Entries provided:
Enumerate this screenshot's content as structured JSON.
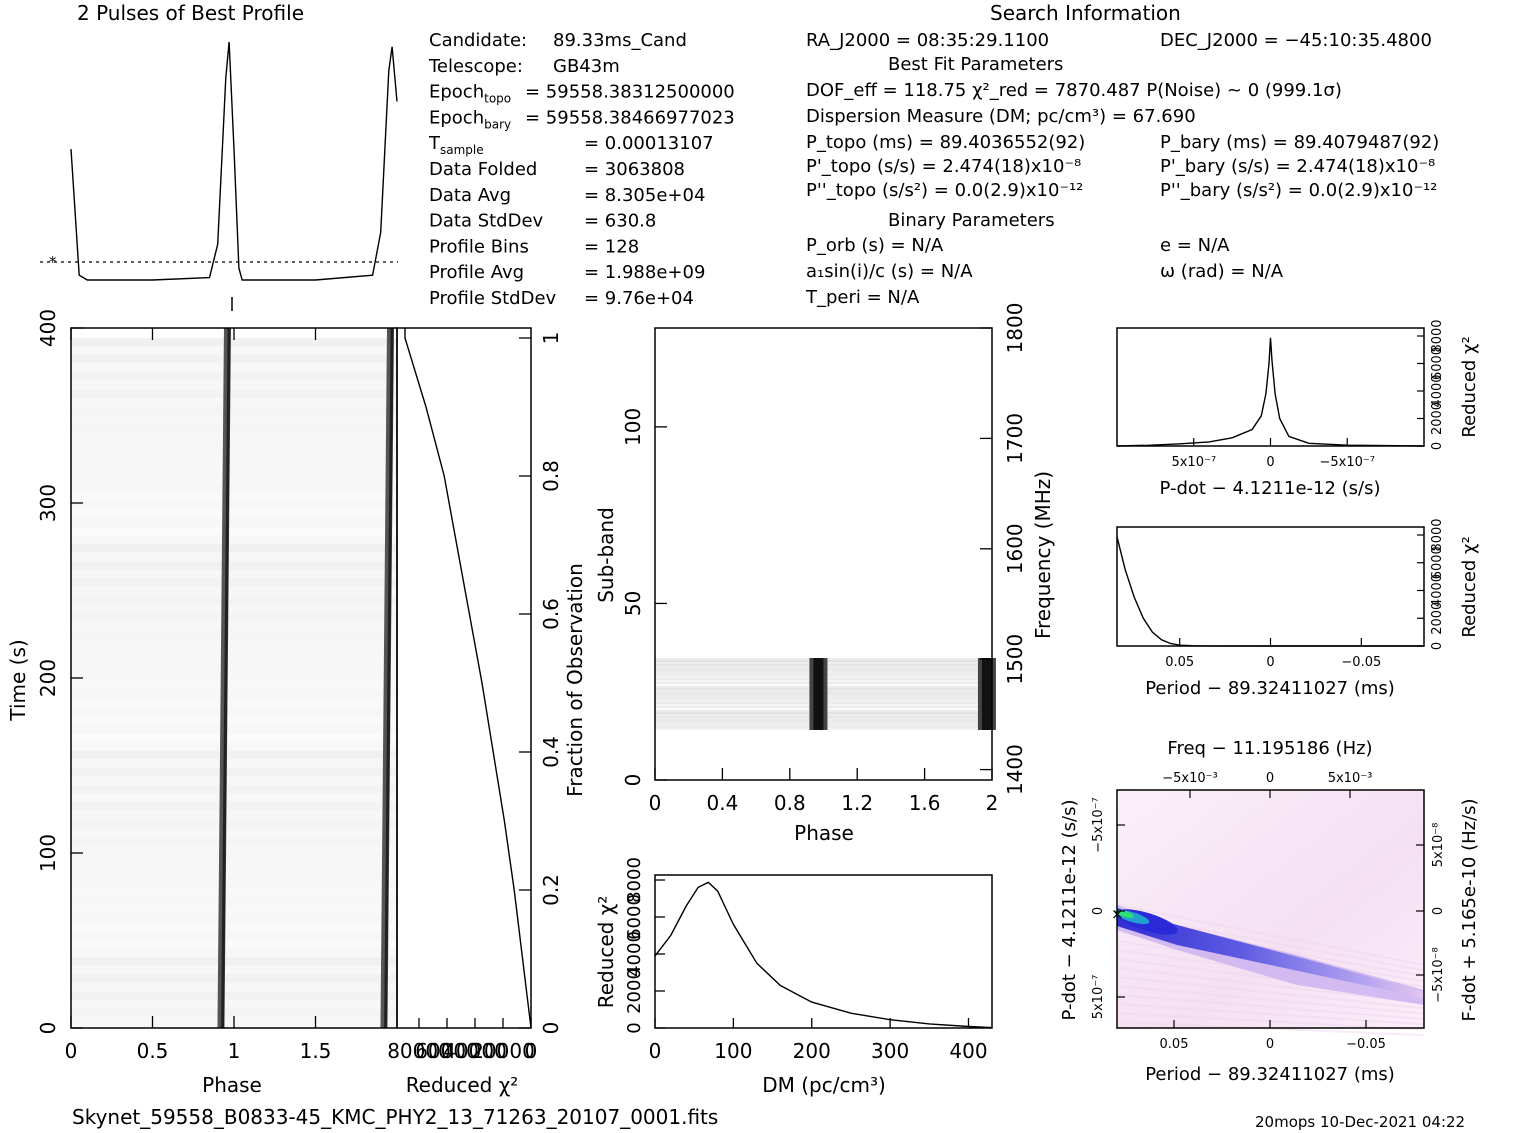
{
  "header": {
    "profile_title": "2 Pulses of Best Profile",
    "search_title": "Search Information",
    "best_fit_title": "Best Fit Parameters",
    "binary_title": "Binary Parameters"
  },
  "candidate_info": [
    {
      "label": "Candidate:",
      "value": "89.33ms_Cand"
    },
    {
      "label": "Telescope:",
      "value": "GB43m"
    },
    {
      "label": "Epoch",
      "sub": "topo",
      "value": "= 59558.38312500000"
    },
    {
      "label": "Epoch",
      "sub": "bary",
      "value": "= 59558.38466977023"
    },
    {
      "label": "T",
      "sub": "sample",
      "value": "=   0.00013107"
    },
    {
      "label": "Data Folded",
      "value": "=   3063808"
    },
    {
      "label": "Data Avg",
      "value": "=   8.305e+04"
    },
    {
      "label": "Data StdDev",
      "value": "=   630.8"
    },
    {
      "label": "Profile Bins",
      "value": "=   128"
    },
    {
      "label": "Profile Avg",
      "value": "=   1.988e+09"
    },
    {
      "label": "Profile StdDev",
      "value": "=   9.76e+04"
    }
  ],
  "search_info": {
    "ra": "RA_J2000 = 08:35:29.1100",
    "dec": "DEC_J2000 = −45:10:35.4800",
    "dof": "DOF_eff = 118.75  χ²_red = 7870.487  P(Noise) ~ 0   (999.1σ)",
    "dm": "Dispersion Measure (DM; pc/cm³) = 67.690",
    "p_topo": "P_topo (ms) =  89.4036552(92)",
    "p_bary": "P_bary (ms) =  89.4079487(92)",
    "pd_topo": "P'_topo (s/s) =  2.474(18)x10⁻⁸",
    "pd_bary": "P'_bary (s/s) =  2.474(18)x10⁻⁸",
    "pdd_topo": "P''_topo (s/s²) = 0.0(2.9)x10⁻¹²",
    "pdd_bary": "P''_bary (s/s²) = 0.0(2.9)x10⁻¹²",
    "porb": "P_orb (s) = N/A",
    "e": "e = N/A",
    "a1": "a₁sin(i)/c (s) = N/A",
    "omega": "ω (rad) = N/A",
    "tperi": "T_peri = N/A"
  },
  "footer": {
    "filename": "Skynet_59558_B0833-45_KMC_PHY2_13_71263_20107_0001.fits",
    "stamp": "20mops 10-Dec-2021 04:22"
  },
  "chart_data": [
    {
      "type": "line",
      "name": "profile",
      "title": "2 Pulses of Best Profile",
      "x": [
        0,
        0.05,
        0.1,
        0.5,
        0.85,
        0.9,
        0.95,
        0.97,
        1.0,
        1.03,
        1.05,
        1.1,
        1.5,
        1.85,
        1.9,
        1.95,
        1.97,
        2.0
      ],
      "y": [
        0.55,
        0.02,
        0.0,
        0.0,
        0.01,
        0.15,
        0.85,
        1.0,
        0.55,
        0.05,
        0.0,
        0.0,
        0.0,
        0.02,
        0.2,
        0.88,
        0.98,
        0.75
      ],
      "mean_line": 0.08
    },
    {
      "type": "heatmap",
      "name": "time-phase",
      "xlabel": "Phase",
      "ylabel": "Time (s)",
      "xlim": [
        0,
        2
      ],
      "ylim": [
        0,
        400
      ],
      "xticks": [
        "0",
        "0.5",
        "1",
        "1.5"
      ],
      "yticks": [
        "0",
        "100",
        "200",
        "300",
        "400"
      ],
      "pulse_track": {
        "time": [
          0,
          400
        ],
        "phase": [
          0.93,
          0.98
        ]
      }
    },
    {
      "type": "line",
      "name": "chi2-vs-time",
      "xlabel": "Reduced χ²",
      "ylabel": "Fraction of Observation",
      "xticks": [
        "80000",
        "60000",
        "40000",
        "20000",
        "0"
      ],
      "yticks": [
        "0",
        "0.2",
        "0.4",
        "0.6",
        "0.8",
        "1"
      ],
      "fraction": [
        0,
        0.1,
        0.2,
        0.3,
        0.4,
        0.5,
        0.6,
        0.7,
        0.8,
        0.9,
        1.0
      ],
      "chi2": [
        0,
        6000,
        12000,
        19000,
        27000,
        35000,
        44000,
        53000,
        62000,
        75000,
        90000
      ]
    },
    {
      "type": "heatmap",
      "name": "subband-phase",
      "xlabel": "Phase",
      "ylabel": "Sub-band",
      "y2label": "Frequency (MHz)",
      "xticks": [
        "0",
        "0.4",
        "0.8",
        "1.2",
        "1.6",
        "2"
      ],
      "yticks": [
        "0",
        "50",
        "100"
      ],
      "y2ticks": [
        "1400",
        "1500",
        "1600",
        "1700",
        "1800"
      ],
      "active_subbands": [
        14,
        35
      ],
      "pulse_phases": [
        0.97,
        1.97
      ]
    },
    {
      "type": "line",
      "name": "dm-curve",
      "xlabel": "DM (pc/cm³)",
      "ylabel": "Reduced χ²",
      "xticks": [
        "0",
        "100",
        "200",
        "300",
        "400"
      ],
      "yticks": [
        "0",
        "2000",
        "4000",
        "6000",
        "8000"
      ],
      "x": [
        0,
        20,
        40,
        55,
        68,
        80,
        100,
        130,
        160,
        200,
        250,
        300,
        350,
        400,
        430
      ],
      "y": [
        3900,
        5000,
        6600,
        7600,
        7870,
        7400,
        5600,
        3500,
        2300,
        1400,
        800,
        450,
        220,
        80,
        20
      ]
    },
    {
      "type": "line",
      "name": "pdot-curve",
      "xlabel": "P-dot − 4.1211e-12 (s/s)",
      "ylabel": "Reduced χ²",
      "xticks": [
        "5x10⁻⁷",
        "0",
        "−5x10⁻⁷"
      ],
      "yticks": [
        "0",
        "2000",
        "4000",
        "6000",
        "8000"
      ],
      "x": [
        1.0,
        0.8,
        0.6,
        0.4,
        0.25,
        0.12,
        0.06,
        0.03,
        0.01,
        0.0,
        -0.01,
        -0.03,
        -0.06,
        -0.12,
        -0.25,
        -0.5,
        -1.0
      ],
      "y": [
        0,
        50,
        150,
        300,
        600,
        1200,
        2200,
        3800,
        6000,
        7870,
        6200,
        3800,
        2000,
        700,
        200,
        60,
        0
      ]
    },
    {
      "type": "line",
      "name": "period-curve",
      "xlabel": "Period − 89.32411027 (ms)",
      "ylabel": "Reduced χ²",
      "xticks": [
        "0.05",
        "0",
        "−0.05"
      ],
      "yticks": [
        "0",
        "2000",
        "4000",
        "6000",
        "8000"
      ],
      "x": [
        0.0845,
        0.08,
        0.075,
        0.07,
        0.065,
        0.06,
        0.055,
        0.05,
        0.04,
        0.0,
        -0.05,
        -0.0845
      ],
      "y": [
        7870,
        5500,
        3500,
        2000,
        1000,
        450,
        180,
        60,
        10,
        0,
        0,
        0
      ]
    },
    {
      "type": "heatmap",
      "name": "period-pdot-plane",
      "title": "Freq − 11.195186 (Hz)",
      "xlabel": "Period − 89.32411027 (ms)",
      "ylabel": "P-dot − 4.1211e-12 (s/s)",
      "y2label": "F-dot + 5.165e-10 (Hz/s)",
      "xticks": [
        "0.05",
        "0",
        "−0.05"
      ],
      "x2ticks": [
        "−5x10⁻³",
        "0",
        "5x10⁻³"
      ],
      "yticks": [
        "5x10⁻⁷",
        "0",
        "−5x10⁻⁷"
      ],
      "y2ticks": [
        "−5x10⁻⁸",
        "0",
        "5x10⁻⁸"
      ],
      "colors": [
        "#ffffff",
        "#f2d6ee",
        "#c9b0f0",
        "#5a5ae6",
        "#2a2ad8",
        "#1fa0d0",
        "#30e070"
      ]
    }
  ]
}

To do: Write the records out once more, exactly as they appear, with no pictures.

Full solution:
Enumerate this screenshot's content as structured JSON.
{
  "header": {
    "profile_title": "2 Pulses of Best Profile",
    "search_title": "Search Information",
    "best_fit_title": "Best Fit Parameters",
    "binary_title": "Binary Parameters"
  },
  "candidate_info": [
    {
      "label": "Candidate:",
      "value": "89.33ms_Cand"
    },
    {
      "label": "Telescope:",
      "value": "GB43m"
    },
    {
      "label": "Epoch",
      "sub": "topo",
      "value": "= 59558.38312500000"
    },
    {
      "label": "Epoch",
      "sub": "bary",
      "value": "= 59558.38466977023"
    },
    {
      "label": "T",
      "sub": "sample",
      "value": "=   0.00013107"
    },
    {
      "label": "Data Folded",
      "value": "=   3063808"
    },
    {
      "label": "Data Avg",
      "value": "=   8.305e+04"
    },
    {
      "label": "Data StdDev",
      "value": "=   630.8"
    },
    {
      "label": "Profile Bins",
      "value": "=   128"
    },
    {
      "label": "Profile Avg",
      "value": "=   1.988e+09"
    },
    {
      "label": "Profile StdDev",
      "value": "=   9.76e+04"
    }
  ],
  "search_info": {
    "ra": "RA_J2000 = 08:35:29.1100",
    "dec": "DEC_J2000 = −45:10:35.4800",
    "dof": "DOF_eff = 118.75  χ²_red = 7870.487  P(Noise) ~ 0   (999.1σ)",
    "dm": "Dispersion Measure (DM; pc/cm³) = 67.690",
    "p_topo": "P_topo (ms) =  89.4036552(92)",
    "p_bary": "P_bary (ms) =  89.4079487(92)",
    "pd_topo": "P'_topo (s/s) =  2.474(18)x10⁻⁸",
    "pd_bary": "P'_bary (s/s) =  2.474(18)x10⁻⁸",
    "pdd_topo": "P''_topo (s/s²) = 0.0(2.9)x10⁻¹²",
    "pdd_bary": "P''_bary (s/s²) = 0.0(2.9)x10⁻¹²",
    "porb": "P_orb (s) = N/A",
    "e": "e = N/A",
    "a1": "a₁sin(i)/c (s) = N/A",
    "omega": "ω (rad) = N/A",
    "tperi": "T_peri = N/A"
  },
  "footer": {
    "filename": "Skynet_59558_B0833-45_KMC_PHY2_13_71263_20107_0001.fits",
    "stamp": "20mops 10-Dec-2021 04:22"
  },
  "chart_data": [
    {
      "type": "line",
      "name": "profile",
      "title": "2 Pulses of Best Profile",
      "x": [
        0,
        0.05,
        0.1,
        0.5,
        0.85,
        0.9,
        0.95,
        0.97,
        1.0,
        1.03,
        1.05,
        1.1,
        1.5,
        1.85,
        1.9,
        1.95,
        1.97,
        2.0
      ],
      "y": [
        0.55,
        0.02,
        0.0,
        0.0,
        0.01,
        0.15,
        0.85,
        1.0,
        0.55,
        0.05,
        0.0,
        0.0,
        0.0,
        0.02,
        0.2,
        0.88,
        0.98,
        0.75
      ],
      "mean_line": 0.08
    },
    {
      "type": "heatmap",
      "name": "time-phase",
      "xlabel": "Phase",
      "ylabel": "Time (s)",
      "xlim": [
        0,
        2
      ],
      "ylim": [
        0,
        400
      ],
      "xticks": [
        "0",
        "0.5",
        "1",
        "1.5"
      ],
      "yticks": [
        "0",
        "100",
        "200",
        "300",
        "400"
      ],
      "pulse_track": {
        "time": [
          0,
          400
        ],
        "phase": [
          0.93,
          0.98
        ]
      }
    },
    {
      "type": "line",
      "name": "chi2-vs-time",
      "xlabel": "Reduced χ²",
      "ylabel": "Fraction of Observation",
      "xticks": [
        "80000",
        "60000",
        "40000",
        "20000",
        "0"
      ],
      "yticks": [
        "0",
        "0.2",
        "0.4",
        "0.6",
        "0.8",
        "1"
      ],
      "fraction": [
        0,
        0.1,
        0.2,
        0.3,
        0.4,
        0.5,
        0.6,
        0.7,
        0.8,
        0.9,
        1.0
      ],
      "chi2": [
        0,
        6000,
        12000,
        19000,
        27000,
        35000,
        44000,
        53000,
        62000,
        75000,
        90000
      ]
    },
    {
      "type": "heatmap",
      "name": "subband-phase",
      "xlabel": "Phase",
      "ylabel": "Sub-band",
      "y2label": "Frequency (MHz)",
      "xticks": [
        "0",
        "0.4",
        "0.8",
        "1.2",
        "1.6",
        "2"
      ],
      "yticks": [
        "0",
        "50",
        "100"
      ],
      "y2ticks": [
        "1400",
        "1500",
        "1600",
        "1700",
        "1800"
      ],
      "active_subbands": [
        14,
        35
      ],
      "pulse_phases": [
        0.97,
        1.97
      ]
    },
    {
      "type": "line",
      "name": "dm-curve",
      "xlabel": "DM (pc/cm³)",
      "ylabel": "Reduced χ²",
      "xticks": [
        "0",
        "100",
        "200",
        "300",
        "400"
      ],
      "yticks": [
        "0",
        "2000",
        "4000",
        "6000",
        "8000"
      ],
      "x": [
        0,
        20,
        40,
        55,
        68,
        80,
        100,
        130,
        160,
        200,
        250,
        300,
        350,
        400,
        430
      ],
      "y": [
        3900,
        5000,
        6600,
        7600,
        7870,
        7400,
        5600,
        3500,
        2300,
        1400,
        800,
        450,
        220,
        80,
        20
      ]
    },
    {
      "type": "line",
      "name": "pdot-curve",
      "xlabel": "P-dot − 4.1211e-12 (s/s)",
      "ylabel": "Reduced χ²",
      "xticks": [
        "5x10⁻⁷",
        "0",
        "−5x10⁻⁷"
      ],
      "yticks": [
        "0",
        "2000",
        "4000",
        "6000",
        "8000"
      ],
      "x": [
        1.0,
        0.8,
        0.6,
        0.4,
        0.25,
        0.12,
        0.06,
        0.03,
        0.01,
        0.0,
        -0.01,
        -0.03,
        -0.06,
        -0.12,
        -0.25,
        -0.5,
        -1.0
      ],
      "y": [
        0,
        50,
        150,
        300,
        600,
        1200,
        2200,
        3800,
        6000,
        7870,
        6200,
        3800,
        2000,
        700,
        200,
        60,
        0
      ]
    },
    {
      "type": "line",
      "name": "period-curve",
      "xlabel": "Period − 89.32411027 (ms)",
      "ylabel": "Reduced χ²",
      "xticks": [
        "0.05",
        "0",
        "−0.05"
      ],
      "yticks": [
        "0",
        "2000",
        "4000",
        "6000",
        "8000"
      ],
      "x": [
        0.0845,
        0.08,
        0.075,
        0.07,
        0.065,
        0.06,
        0.055,
        0.05,
        0.04,
        0.0,
        -0.05,
        -0.0845
      ],
      "y": [
        7870,
        5500,
        3500,
        2000,
        1000,
        450,
        180,
        60,
        10,
        0,
        0,
        0
      ]
    },
    {
      "type": "heatmap",
      "name": "period-pdot-plane",
      "title": "Freq − 11.195186 (Hz)",
      "xlabel": "Period − 89.32411027 (ms)",
      "ylabel": "P-dot − 4.1211e-12 (s/s)",
      "y2label": "F-dot + 5.165e-10 (Hz/s)",
      "xticks": [
        "0.05",
        "0",
        "−0.05"
      ],
      "x2ticks": [
        "−5x10⁻³",
        "0",
        "5x10⁻³"
      ],
      "yticks": [
        "5x10⁻⁷",
        "0",
        "−5x10⁻⁷"
      ],
      "y2ticks": [
        "−5x10⁻⁸",
        "0",
        "5x10⁻⁸"
      ],
      "colors": [
        "#ffffff",
        "#f2d6ee",
        "#c9b0f0",
        "#5a5ae6",
        "#2a2ad8",
        "#1fa0d0",
        "#30e070"
      ]
    }
  ]
}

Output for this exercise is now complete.